Your task is to extract every line from the material below exactly.

begin Provided information

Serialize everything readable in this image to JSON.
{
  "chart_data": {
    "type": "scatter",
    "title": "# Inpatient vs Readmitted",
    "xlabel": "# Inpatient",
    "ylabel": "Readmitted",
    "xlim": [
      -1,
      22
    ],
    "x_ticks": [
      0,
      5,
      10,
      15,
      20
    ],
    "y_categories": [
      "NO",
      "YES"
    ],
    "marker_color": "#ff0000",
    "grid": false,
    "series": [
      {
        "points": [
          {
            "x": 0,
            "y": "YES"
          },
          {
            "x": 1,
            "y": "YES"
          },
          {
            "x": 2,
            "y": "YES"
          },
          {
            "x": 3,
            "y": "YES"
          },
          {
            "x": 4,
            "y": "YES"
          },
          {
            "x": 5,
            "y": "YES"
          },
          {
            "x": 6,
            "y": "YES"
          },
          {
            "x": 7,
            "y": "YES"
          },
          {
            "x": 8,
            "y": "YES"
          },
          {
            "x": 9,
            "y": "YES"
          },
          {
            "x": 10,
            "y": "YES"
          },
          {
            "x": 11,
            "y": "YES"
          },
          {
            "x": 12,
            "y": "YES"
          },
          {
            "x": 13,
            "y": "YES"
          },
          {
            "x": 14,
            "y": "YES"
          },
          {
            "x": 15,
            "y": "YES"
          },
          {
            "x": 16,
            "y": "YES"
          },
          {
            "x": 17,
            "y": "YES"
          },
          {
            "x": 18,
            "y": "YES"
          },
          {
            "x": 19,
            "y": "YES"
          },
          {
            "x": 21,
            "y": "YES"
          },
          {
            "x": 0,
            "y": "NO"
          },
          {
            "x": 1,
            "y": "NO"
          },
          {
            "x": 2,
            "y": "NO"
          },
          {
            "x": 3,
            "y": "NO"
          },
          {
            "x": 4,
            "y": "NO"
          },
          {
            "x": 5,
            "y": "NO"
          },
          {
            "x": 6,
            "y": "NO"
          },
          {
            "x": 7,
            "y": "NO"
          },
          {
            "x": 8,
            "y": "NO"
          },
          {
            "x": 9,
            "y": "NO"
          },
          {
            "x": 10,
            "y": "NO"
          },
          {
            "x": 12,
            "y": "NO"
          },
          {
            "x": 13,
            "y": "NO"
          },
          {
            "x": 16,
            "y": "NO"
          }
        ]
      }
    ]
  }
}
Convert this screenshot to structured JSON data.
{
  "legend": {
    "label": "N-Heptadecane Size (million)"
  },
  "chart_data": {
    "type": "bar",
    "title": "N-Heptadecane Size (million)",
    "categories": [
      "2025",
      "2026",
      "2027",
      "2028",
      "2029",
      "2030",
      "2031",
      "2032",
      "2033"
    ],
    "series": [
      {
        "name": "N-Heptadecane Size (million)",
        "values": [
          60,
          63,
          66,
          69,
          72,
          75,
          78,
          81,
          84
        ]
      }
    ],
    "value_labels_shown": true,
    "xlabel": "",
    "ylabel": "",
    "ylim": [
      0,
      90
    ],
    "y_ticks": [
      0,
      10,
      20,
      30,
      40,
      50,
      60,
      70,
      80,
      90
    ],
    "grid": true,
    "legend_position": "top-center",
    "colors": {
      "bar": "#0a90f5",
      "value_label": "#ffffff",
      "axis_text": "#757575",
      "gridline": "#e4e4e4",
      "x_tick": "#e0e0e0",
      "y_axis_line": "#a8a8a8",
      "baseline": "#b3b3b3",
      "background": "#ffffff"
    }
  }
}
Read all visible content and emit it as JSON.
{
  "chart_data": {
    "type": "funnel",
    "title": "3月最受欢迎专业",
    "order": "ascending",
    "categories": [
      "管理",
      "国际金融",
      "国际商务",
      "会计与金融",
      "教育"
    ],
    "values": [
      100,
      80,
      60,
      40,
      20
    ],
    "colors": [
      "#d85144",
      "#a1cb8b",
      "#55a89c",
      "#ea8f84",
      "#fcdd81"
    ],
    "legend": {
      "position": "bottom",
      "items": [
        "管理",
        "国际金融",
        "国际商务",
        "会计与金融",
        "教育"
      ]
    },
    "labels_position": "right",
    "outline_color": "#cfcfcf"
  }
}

end Provided information

▶ _Reply_
Serialize everything readable in this image to JSON.
{
  "chart_data": {
    "type": "scatter",
    "title": "# Inpatient vs Readmitted",
    "xlabel": "# Inpatient",
    "ylabel": "Readmitted",
    "xlim": [
      -1,
      22
    ],
    "x_ticks": [
      0,
      5,
      10,
      15,
      20
    ],
    "y_categories": [
      "NO",
      "YES"
    ],
    "marker_color": "#ff0000",
    "grid": false,
    "series": [
      {
        "points": [
          {
            "x": 0,
            "y": "YES"
          },
          {
            "x": 1,
            "y": "YES"
          },
          {
            "x": 2,
            "y": "YES"
          },
          {
            "x": 3,
            "y": "YES"
          },
          {
            "x": 4,
            "y": "YES"
          },
          {
            "x": 5,
            "y": "YES"
          },
          {
            "x": 6,
            "y": "YES"
          },
          {
            "x": 7,
            "y": "YES"
          },
          {
            "x": 8,
            "y": "YES"
          },
          {
            "x": 9,
            "y": "YES"
          },
          {
            "x": 10,
            "y": "YES"
          },
          {
            "x": 11,
            "y": "YES"
          },
          {
            "x": 12,
            "y": "YES"
          },
          {
            "x": 13,
            "y": "YES"
          },
          {
            "x": 14,
            "y": "YES"
          },
          {
            "x": 15,
            "y": "YES"
          },
          {
            "x": 16,
            "y": "YES"
          },
          {
            "x": 17,
            "y": "YES"
          },
          {
            "x": 18,
            "y": "YES"
          },
          {
            "x": 19,
            "y": "YES"
          },
          {
            "x": 21,
            "y": "YES"
          },
          {
            "x": 0,
            "y": "NO"
          },
          {
            "x": 1,
            "y": "NO"
          },
          {
            "x": 2,
            "y": "NO"
          },
          {
            "x": 3,
            "y": "NO"
          },
          {
            "x": 4,
            "y": "NO"
          },
          {
            "x": 5,
            "y": "NO"
          },
          {
            "x": 6,
            "y": "NO"
          },
          {
            "x": 7,
            "y": "NO"
          },
          {
            "x": 8,
            "y": "NO"
          },
          {
            "x": 9,
            "y": "NO"
          },
          {
            "x": 10,
            "y": "NO"
          },
          {
            "x": 12,
            "y": "NO"
          },
          {
            "x": 13,
            "y": "NO"
          },
          {
            "x": 16,
            "y": "NO"
          }
        ]
      }
    ]
  }
}
Convert this screenshot to structured JSON data.
{
  "legend": {
    "label": "N-Heptadecane Size (million)"
  },
  "chart_data": {
    "type": "bar",
    "title": "N-Heptadecane Size (million)",
    "categories": [
      "2025",
      "2026",
      "2027",
      "2028",
      "2029",
      "2030",
      "2031",
      "2032",
      "2033"
    ],
    "series": [
      {
        "name": "N-Heptadecane Size (million)",
        "values": [
          60,
          63,
          66,
          69,
          72,
          75,
          78,
          81,
          84
        ]
      }
    ],
    "value_labels_shown": true,
    "xlabel": "",
    "ylabel": "",
    "ylim": [
      0,
      90
    ],
    "y_ticks": [
      0,
      10,
      20,
      30,
      40,
      50,
      60,
      70,
      80,
      90
    ],
    "grid": true,
    "legend_position": "top-center",
    "colors": {
      "bar": "#0a90f5",
      "value_label": "#ffffff",
      "axis_text": "#757575",
      "gridline": "#e4e4e4",
      "x_tick": "#e0e0e0",
      "y_axis_line": "#a8a8a8",
      "baseline": "#b3b3b3",
      "background": "#ffffff"
    }
  }
}
Read all visible content and emit it as JSON.
{
  "chart_data": {
    "type": "funnel",
    "title": "3月最受欢迎专业",
    "order": "ascending",
    "categories": [
      "管理",
      "国际金融",
      "国际商务",
      "会计与金融",
      "教育"
    ],
    "values": [
      100,
      80,
      60,
      40,
      20
    ],
    "colors": [
      "#d85144",
      "#a1cb8b",
      "#55a89c",
      "#ea8f84",
      "#fcdd81"
    ],
    "legend": {
      "position": "bottom",
      "items": [
        "管理",
        "国际金融",
        "国际商务",
        "会计与金融",
        "教育"
      ]
    },
    "labels_position": "right",
    "outline_color": "#cfcfcf"
  }
}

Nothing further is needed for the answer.